▸ **INFORMATION SHOWN**:
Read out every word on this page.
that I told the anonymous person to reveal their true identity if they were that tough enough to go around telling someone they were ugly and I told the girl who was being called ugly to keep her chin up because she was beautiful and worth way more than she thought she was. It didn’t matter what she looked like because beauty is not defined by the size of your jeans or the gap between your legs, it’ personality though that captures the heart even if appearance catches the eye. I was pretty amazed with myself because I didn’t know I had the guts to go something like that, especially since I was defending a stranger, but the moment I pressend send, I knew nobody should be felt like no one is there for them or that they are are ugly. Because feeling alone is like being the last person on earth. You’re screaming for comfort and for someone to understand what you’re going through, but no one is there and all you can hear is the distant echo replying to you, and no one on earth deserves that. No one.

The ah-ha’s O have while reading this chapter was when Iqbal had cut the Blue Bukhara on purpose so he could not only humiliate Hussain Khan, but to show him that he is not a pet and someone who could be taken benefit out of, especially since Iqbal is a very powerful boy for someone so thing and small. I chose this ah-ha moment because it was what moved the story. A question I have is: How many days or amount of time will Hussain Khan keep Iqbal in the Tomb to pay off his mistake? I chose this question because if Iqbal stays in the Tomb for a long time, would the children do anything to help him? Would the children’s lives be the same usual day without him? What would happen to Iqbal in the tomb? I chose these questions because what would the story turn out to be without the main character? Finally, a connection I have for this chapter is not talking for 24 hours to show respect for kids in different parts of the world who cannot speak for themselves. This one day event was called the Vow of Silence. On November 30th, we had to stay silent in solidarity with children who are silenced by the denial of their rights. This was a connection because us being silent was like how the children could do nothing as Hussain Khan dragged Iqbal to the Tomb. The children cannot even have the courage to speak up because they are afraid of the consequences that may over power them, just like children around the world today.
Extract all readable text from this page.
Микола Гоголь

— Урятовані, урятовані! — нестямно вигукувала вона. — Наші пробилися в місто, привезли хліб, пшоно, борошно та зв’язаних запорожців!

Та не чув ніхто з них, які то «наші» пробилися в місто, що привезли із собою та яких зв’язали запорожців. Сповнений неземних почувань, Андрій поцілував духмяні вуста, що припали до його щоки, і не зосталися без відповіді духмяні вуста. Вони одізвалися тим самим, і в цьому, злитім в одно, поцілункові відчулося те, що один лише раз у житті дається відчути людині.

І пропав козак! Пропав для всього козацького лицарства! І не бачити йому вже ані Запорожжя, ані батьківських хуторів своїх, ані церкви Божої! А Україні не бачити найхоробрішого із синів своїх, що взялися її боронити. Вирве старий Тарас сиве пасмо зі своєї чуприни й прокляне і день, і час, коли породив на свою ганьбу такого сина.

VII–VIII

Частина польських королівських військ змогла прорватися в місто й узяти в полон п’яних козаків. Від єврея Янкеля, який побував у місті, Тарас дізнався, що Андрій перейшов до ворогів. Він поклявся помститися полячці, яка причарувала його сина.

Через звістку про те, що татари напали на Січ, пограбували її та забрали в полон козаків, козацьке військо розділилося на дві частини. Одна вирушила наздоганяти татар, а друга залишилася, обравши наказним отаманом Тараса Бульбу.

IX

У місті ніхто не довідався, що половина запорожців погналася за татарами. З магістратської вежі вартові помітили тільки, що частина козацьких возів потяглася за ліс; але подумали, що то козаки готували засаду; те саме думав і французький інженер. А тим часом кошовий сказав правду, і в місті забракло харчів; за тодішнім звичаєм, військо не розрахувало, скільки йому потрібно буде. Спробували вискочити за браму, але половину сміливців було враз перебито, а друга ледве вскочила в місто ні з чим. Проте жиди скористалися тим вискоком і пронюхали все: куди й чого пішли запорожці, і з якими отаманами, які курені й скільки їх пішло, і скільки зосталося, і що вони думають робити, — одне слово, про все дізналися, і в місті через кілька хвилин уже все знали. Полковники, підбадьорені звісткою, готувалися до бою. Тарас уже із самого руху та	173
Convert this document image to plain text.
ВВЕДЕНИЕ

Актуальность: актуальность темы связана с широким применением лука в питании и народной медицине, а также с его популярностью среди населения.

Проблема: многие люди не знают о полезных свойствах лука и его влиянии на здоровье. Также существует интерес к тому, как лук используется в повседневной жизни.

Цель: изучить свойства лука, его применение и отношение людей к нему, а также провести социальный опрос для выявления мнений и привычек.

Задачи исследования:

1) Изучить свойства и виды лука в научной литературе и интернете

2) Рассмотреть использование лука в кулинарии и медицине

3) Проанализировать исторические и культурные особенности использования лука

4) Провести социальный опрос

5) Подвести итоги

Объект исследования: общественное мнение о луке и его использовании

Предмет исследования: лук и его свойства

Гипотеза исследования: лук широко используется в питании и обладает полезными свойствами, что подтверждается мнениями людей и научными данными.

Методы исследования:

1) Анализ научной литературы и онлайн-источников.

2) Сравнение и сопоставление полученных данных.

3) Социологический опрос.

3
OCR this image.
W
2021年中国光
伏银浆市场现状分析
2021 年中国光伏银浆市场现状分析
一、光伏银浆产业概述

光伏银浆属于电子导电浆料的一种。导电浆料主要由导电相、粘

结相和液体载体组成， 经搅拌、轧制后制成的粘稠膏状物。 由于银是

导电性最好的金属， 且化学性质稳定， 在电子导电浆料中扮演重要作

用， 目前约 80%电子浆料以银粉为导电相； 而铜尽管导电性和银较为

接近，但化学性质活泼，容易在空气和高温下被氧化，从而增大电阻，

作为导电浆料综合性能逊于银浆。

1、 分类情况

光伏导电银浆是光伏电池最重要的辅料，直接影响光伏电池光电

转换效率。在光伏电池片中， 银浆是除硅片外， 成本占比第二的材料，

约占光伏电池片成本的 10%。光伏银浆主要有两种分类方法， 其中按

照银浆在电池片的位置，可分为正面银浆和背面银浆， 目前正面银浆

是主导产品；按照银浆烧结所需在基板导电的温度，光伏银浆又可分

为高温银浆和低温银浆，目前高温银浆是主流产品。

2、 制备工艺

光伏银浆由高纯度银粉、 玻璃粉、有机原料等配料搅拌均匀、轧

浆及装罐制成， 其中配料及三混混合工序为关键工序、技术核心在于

▸ **WHAT YOU NEED TO DO**: Each entry above is to be printed again exactly.

▸ **RESULT FOR THIS TASK**:
Read out every word on this page.
that I told the anonymous person to reveal their true identity if they were that tough enough to go around telling someone they were ugly and I told the girl who was being called ugly to keep her chin up because she was beautiful and worth way more than she thought she was. It didn’t matter what she looked like because beauty is not defined by the size of your jeans or the gap between your legs, it’ personality though that captures the heart even if appearance catches the eye. I was pretty amazed with myself because I didn’t know I had the guts to go something like that, especially since I was defending a stranger, but the moment I pressend send, I knew nobody should be felt like no one is there for them or that they are are ugly. Because feeling alone is like being the last person on earth. You’re screaming for comfort and for someone to understand what you’re going through, but no one is there and all you can hear is the distant echo replying to you, and no one on earth deserves that. No one.

The ah-ha’s O have while reading this chapter was when Iqbal had cut the Blue Bukhara on purpose so he could not only humiliate Hussain Khan, but to show him that he is not a pet and someone who could be taken benefit out of, especially since Iqbal is a very powerful boy for someone so thing and small. I chose this ah-ha moment because it was what moved the story. A question I have is: How many days or amount of time will Hussain Khan keep Iqbal in the Tomb to pay off his mistake? I chose this question because if Iqbal stays in the Tomb for a long time, would the children do anything to help him? Would the children’s lives be the same usual day without him? What would happen to Iqbal in the tomb? I chose these questions because what would the story turn out to be without the main character? Finally, a connection I have for this chapter is not talking for 24 hours to show respect for kids in different parts of the world who cannot speak for themselves. This one day event was called the Vow of Silence. On November 30th, we had to stay silent in solidarity with children who are silenced by the denial of their rights. This was a connection because us being silent was like how the children could do nothing as Hussain Khan dragged Iqbal to the Tomb. The children cannot even have the courage to speak up because they are afraid of the consequences that may over power them, just like children around the world today.
Extract all readable text from this page.
Микола Гоголь

— Урятовані, урятовані! — нестямно вигукувала вона. — Наші пробилися в місто, привезли хліб, пшоно, борошно та зв’язаних запорожців!

Та не чув ніхто з них, які то «наші» пробилися в місто, що привезли із собою та яких зв’язали запорожців. Сповнений неземних почувань, Андрій поцілував духмяні вуста, що припали до його щоки, і не зосталися без відповіді духмяні вуста. Вони одізвалися тим самим, і в цьому, злитім в одно, поцілункові відчулося те, що один лише раз у житті дається відчути людині.

І пропав козак! Пропав для всього козацького лицарства! І не бачити йому вже ані Запорожжя, ані батьківських хуторів своїх, ані церкви Божої! А Україні не бачити найхоробрішого із синів своїх, що взялися її боронити. Вирве старий Тарас сиве пасмо зі своєї чуприни й прокляне і день, і час, коли породив на свою ганьбу такого сина.

VII–VIII

Частина польських королівських військ змогла прорватися в місто й узяти в полон п’яних козаків. Від єврея Янкеля, який побував у місті, Тарас дізнався, що Андрій перейшов до ворогів. Він поклявся помститися полячці, яка причарувала його сина.

Через звістку про те, що татари напали на Січ, пограбували її та забрали в полон козаків, козацьке військо розділилося на дві частини. Одна вирушила наздоганяти татар, а друга залишилася, обравши наказним отаманом Тараса Бульбу.

IX

У місті ніхто не довідався, що половина запорожців погналася за татарами. З магістратської вежі вартові помітили тільки, що частина козацьких возів потяглася за ліс; але подумали, що то козаки готували засаду; те саме думав і французький інженер. А тим часом кошовий сказав правду, і в місті забракло харчів; за тодішнім звичаєм, військо не розрахувало, скільки йому потрібно буде. Спробували вискочити за браму, але половину сміливців було враз перебито, а друга ледве вскочила в місто ні з чим. Проте жиди скористалися тим вискоком і пронюхали все: куди й чого пішли запорожці, і з якими отаманами, які курені й скільки їх пішло, і скільки зосталося, і що вони думають робити, — одне слово, про все дізналися, і в місті через кілька хвилин уже все знали. Полковники, підбадьорені звісткою, готувалися до бою. Тарас уже із самого руху та	173
Convert this document image to plain text.
ВВЕДЕНИЕ

Актуальность: актуальность темы связана с широким применением лука в питании и народной медицине, а также с его популярностью среди населения.

Проблема: многие люди не знают о полезных свойствах лука и его влиянии на здоровье. Также существует интерес к тому, как лук используется в повседневной жизни.

Цель: изучить свойства лука, его применение и отношение людей к нему, а также провести социальный опрос для выявления мнений и привычек.

Задачи исследования:

1) Изучить свойства и виды лука в научной литературе и интернете

2) Рассмотреть использование лука в кулинарии и медицине

3) Проанализировать исторические и культурные особенности использования лука

4) Провести социальный опрос

5) Подвести итоги

Объект исследования: общественное мнение о луке и его использовании

Предмет исследования: лук и его свойства

Гипотеза исследования: лук широко используется в питании и обладает полезными свойствами, что подтверждается мнениями людей и научными данными.

Методы исследования:

1) Анализ научной литературы и онлайн-источников.

2) Сравнение и сопоставление полученных данных.

3) Социологический опрос.

3
OCR this image.
W
2021年中国光
伏银浆市场现状分析
2021 年中国光伏银浆市场现状分析
一、光伏银浆产业概述

光伏银浆属于电子导电浆料的一种。导电浆料主要由导电相、粘

结相和液体载体组成， 经搅拌、轧制后制成的粘稠膏状物。 由于银是

导电性最好的金属， 且化学性质稳定， 在电子导电浆料中扮演重要作

用， 目前约 80%电子浆料以银粉为导电相； 而铜尽管导电性和银较为

接近，但化学性质活泼，容易在空气和高温下被氧化，从而增大电阻，

作为导电浆料综合性能逊于银浆。

1、 分类情况

光伏导电银浆是光伏电池最重要的辅料，直接影响光伏电池光电

转换效率。在光伏电池片中， 银浆是除硅片外， 成本占比第二的材料，

约占光伏电池片成本的 10%。光伏银浆主要有两种分类方法， 其中按

照银浆在电池片的位置，可分为正面银浆和背面银浆， 目前正面银浆

是主导产品；按照银浆烧结所需在基板导电的温度，光伏银浆又可分

为高温银浆和低温银浆，目前高温银浆是主流产品。

2、 制备工艺

光伏银浆由高纯度银粉、 玻璃粉、有机原料等配料搅拌均匀、轧

浆及装罐制成， 其中配料及三混混合工序为关键工序、技术核心在于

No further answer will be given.